• [Exercise requirements] Retype all the records with nothing changed.

• [Given records]
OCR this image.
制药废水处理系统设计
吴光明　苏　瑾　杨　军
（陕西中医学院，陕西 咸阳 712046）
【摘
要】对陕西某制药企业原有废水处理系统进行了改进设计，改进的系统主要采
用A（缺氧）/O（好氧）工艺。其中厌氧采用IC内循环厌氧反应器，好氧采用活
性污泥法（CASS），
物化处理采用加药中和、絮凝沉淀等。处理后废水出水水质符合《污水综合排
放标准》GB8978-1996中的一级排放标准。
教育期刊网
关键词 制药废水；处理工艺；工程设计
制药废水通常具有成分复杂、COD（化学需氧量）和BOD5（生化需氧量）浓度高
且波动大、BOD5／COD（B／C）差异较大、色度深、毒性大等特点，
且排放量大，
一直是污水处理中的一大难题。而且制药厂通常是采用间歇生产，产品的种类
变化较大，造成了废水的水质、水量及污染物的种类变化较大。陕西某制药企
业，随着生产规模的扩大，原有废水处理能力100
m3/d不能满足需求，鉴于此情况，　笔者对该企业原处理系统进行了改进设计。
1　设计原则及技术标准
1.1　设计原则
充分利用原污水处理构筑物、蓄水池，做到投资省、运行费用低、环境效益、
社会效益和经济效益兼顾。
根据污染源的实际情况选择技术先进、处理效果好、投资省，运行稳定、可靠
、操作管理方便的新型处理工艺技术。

• [Output of the task]
OCR this image.
制药废水处理系统设计
吴光明　苏　瑾　杨　军
（陕西中医学院，陕西 咸阳 712046）
【摘
要】对陕西某制药企业原有废水处理系统进行了改进设计，改进的系统主要采
用A（缺氧）/O（好氧）工艺。其中厌氧采用IC内循环厌氧反应器，好氧采用活
性污泥法（CASS），
物化处理采用加药中和、絮凝沉淀等。处理后废水出水水质符合《污水综合排
放标准》GB8978-1996中的一级排放标准。
教育期刊网
关键词 制药废水；处理工艺；工程设计
制药废水通常具有成分复杂、COD（化学需氧量）和BOD5（生化需氧量）浓度高
且波动大、BOD5／COD（B／C）差异较大、色度深、毒性大等特点，
且排放量大，
一直是污水处理中的一大难题。而且制药厂通常是采用间歇生产，产品的种类
变化较大，造成了废水的水质、水量及污染物的种类变化较大。陕西某制药企
业，随着生产规模的扩大，原有废水处理能力100
m3/d不能满足需求，鉴于此情况，　笔者对该企业原处理系统进行了改进设计。
1　设计原则及技术标准
1.1　设计原则
充分利用原污水处理构筑物、蓄水池，做到投资省、运行费用低、环境效益、
社会效益和经济效益兼顾。
根据污染源的实际情况选择技术先进、处理效果好、投资省，运行稳定、可靠
、操作管理方便的新型处理工艺技术。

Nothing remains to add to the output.